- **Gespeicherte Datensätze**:
---
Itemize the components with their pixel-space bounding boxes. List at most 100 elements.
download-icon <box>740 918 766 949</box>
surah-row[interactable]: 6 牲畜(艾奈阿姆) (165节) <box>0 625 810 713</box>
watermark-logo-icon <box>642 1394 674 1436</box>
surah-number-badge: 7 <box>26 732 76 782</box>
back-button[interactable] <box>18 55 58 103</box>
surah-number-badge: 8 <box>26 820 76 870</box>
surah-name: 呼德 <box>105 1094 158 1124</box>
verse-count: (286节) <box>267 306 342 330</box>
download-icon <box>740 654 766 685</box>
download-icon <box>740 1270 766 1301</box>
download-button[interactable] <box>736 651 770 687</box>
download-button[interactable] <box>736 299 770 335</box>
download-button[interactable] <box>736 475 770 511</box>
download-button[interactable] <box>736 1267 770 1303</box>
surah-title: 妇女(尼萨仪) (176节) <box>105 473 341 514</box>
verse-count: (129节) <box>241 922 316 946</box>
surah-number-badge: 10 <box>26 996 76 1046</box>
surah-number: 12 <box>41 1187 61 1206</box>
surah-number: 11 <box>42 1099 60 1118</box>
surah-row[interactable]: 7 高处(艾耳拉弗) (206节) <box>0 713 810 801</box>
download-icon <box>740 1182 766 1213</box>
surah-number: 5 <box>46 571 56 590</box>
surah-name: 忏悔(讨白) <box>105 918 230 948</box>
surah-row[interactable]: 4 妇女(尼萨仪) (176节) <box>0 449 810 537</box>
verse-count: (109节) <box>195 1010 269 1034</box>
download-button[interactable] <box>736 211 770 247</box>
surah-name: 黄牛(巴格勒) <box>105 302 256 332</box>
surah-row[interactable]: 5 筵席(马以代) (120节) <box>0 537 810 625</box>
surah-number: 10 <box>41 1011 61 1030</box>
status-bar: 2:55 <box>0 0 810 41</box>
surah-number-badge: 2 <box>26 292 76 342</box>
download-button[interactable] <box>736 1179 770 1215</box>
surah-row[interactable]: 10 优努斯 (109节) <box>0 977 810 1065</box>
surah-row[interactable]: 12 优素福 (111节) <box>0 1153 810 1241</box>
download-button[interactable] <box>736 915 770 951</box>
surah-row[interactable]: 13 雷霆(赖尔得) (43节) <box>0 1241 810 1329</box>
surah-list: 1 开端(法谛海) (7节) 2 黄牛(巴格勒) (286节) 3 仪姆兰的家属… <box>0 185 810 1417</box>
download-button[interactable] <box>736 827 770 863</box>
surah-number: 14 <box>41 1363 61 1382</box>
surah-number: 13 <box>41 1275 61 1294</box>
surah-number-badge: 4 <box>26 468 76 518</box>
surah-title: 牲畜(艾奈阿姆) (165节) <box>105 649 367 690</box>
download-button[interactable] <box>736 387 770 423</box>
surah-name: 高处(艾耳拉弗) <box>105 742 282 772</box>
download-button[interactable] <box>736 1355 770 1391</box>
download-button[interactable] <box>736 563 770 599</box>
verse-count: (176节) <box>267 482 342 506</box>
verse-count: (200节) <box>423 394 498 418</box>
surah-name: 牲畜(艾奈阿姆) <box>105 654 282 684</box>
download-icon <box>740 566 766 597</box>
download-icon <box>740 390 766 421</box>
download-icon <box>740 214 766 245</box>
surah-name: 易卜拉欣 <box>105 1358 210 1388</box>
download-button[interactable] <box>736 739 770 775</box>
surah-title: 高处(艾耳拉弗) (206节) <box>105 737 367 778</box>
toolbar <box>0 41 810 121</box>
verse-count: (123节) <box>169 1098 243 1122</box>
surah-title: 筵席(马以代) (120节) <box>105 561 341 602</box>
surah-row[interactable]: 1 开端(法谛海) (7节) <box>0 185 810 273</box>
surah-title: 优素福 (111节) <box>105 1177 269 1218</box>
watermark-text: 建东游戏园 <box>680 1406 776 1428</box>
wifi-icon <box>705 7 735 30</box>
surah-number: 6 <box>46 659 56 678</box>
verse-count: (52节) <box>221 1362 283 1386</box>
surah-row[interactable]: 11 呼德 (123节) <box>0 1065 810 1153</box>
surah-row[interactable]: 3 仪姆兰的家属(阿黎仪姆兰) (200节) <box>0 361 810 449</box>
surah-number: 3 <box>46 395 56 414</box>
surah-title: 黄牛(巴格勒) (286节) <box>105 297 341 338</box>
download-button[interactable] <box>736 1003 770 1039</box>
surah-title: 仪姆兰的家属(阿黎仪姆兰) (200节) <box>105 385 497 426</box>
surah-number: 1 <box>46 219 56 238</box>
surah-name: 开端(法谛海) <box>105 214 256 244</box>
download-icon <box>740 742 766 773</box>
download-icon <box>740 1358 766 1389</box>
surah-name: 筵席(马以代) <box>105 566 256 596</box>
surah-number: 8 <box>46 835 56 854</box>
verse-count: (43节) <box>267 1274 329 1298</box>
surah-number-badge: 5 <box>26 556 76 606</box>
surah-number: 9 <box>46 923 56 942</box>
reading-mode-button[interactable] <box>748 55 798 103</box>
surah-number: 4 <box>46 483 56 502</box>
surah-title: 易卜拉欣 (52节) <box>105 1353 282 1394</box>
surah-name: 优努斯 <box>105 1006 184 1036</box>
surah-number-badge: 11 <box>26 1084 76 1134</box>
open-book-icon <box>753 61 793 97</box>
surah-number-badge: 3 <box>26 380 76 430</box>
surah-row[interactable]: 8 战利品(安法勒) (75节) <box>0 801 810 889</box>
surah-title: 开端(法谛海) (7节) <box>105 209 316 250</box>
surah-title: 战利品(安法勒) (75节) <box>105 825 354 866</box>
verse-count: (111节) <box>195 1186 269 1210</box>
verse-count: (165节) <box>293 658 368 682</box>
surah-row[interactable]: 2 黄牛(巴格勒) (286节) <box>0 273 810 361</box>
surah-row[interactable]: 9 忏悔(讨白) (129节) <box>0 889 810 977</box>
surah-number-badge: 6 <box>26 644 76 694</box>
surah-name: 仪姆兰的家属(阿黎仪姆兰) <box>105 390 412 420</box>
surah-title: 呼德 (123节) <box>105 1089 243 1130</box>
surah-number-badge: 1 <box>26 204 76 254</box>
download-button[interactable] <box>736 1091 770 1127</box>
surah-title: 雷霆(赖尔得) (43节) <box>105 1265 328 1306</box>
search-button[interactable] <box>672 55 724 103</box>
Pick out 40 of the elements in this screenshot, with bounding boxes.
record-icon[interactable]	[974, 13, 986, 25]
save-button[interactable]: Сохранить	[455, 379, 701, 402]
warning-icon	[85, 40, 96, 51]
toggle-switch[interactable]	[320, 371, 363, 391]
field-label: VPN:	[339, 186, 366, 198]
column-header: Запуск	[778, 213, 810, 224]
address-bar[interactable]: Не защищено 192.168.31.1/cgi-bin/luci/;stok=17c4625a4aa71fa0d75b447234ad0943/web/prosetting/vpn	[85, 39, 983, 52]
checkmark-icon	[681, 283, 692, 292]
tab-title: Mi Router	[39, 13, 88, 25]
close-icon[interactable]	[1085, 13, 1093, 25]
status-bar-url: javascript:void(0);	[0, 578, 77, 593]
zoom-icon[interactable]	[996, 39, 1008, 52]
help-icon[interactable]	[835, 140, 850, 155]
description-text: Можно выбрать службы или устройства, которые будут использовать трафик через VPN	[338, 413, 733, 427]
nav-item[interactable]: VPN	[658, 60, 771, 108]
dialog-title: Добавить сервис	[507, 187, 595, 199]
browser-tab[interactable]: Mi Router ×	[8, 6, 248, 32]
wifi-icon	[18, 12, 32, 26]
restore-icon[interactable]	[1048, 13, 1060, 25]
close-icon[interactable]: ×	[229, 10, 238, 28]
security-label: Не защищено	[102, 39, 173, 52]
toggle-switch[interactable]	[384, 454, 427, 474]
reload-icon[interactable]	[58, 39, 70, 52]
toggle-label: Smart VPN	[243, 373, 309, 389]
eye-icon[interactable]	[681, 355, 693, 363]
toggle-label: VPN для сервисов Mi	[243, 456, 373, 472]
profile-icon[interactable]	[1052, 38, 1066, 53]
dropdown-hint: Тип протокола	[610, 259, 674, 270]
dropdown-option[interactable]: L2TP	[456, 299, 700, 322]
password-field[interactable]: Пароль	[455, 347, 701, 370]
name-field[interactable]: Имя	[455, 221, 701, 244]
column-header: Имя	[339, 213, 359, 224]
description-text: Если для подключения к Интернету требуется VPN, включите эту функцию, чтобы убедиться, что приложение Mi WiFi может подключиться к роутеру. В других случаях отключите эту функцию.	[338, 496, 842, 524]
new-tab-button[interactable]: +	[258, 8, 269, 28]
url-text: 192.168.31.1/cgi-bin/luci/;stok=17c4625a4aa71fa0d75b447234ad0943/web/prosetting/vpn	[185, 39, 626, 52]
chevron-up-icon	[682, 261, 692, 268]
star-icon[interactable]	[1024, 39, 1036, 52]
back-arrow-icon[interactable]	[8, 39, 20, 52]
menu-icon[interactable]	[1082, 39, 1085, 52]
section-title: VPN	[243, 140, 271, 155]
---
- **Aufgabe**: Kopiere die Zeilen der Datensätze unverändert, vom Anfang bis einschließlich der Zeile mit „download-icon <box>740 1270 766 1301</box>“.

- **Erwartete Ausgabe**:
Itemize the components with their pixel-space bounding boxes. List at most 100 elements.
download-icon <box>740 918 766 949</box>
surah-row[interactable]: 6 牲畜(艾奈阿姆) (165节) <box>0 625 810 713</box>
watermark-logo-icon <box>642 1394 674 1436</box>
surah-number-badge: 7 <box>26 732 76 782</box>
back-button[interactable] <box>18 55 58 103</box>
surah-number-badge: 8 <box>26 820 76 870</box>
surah-name: 呼德 <box>105 1094 158 1124</box>
verse-count: (286节) <box>267 306 342 330</box>
download-icon <box>740 654 766 685</box>
download-icon <box>740 1270 766 1301</box>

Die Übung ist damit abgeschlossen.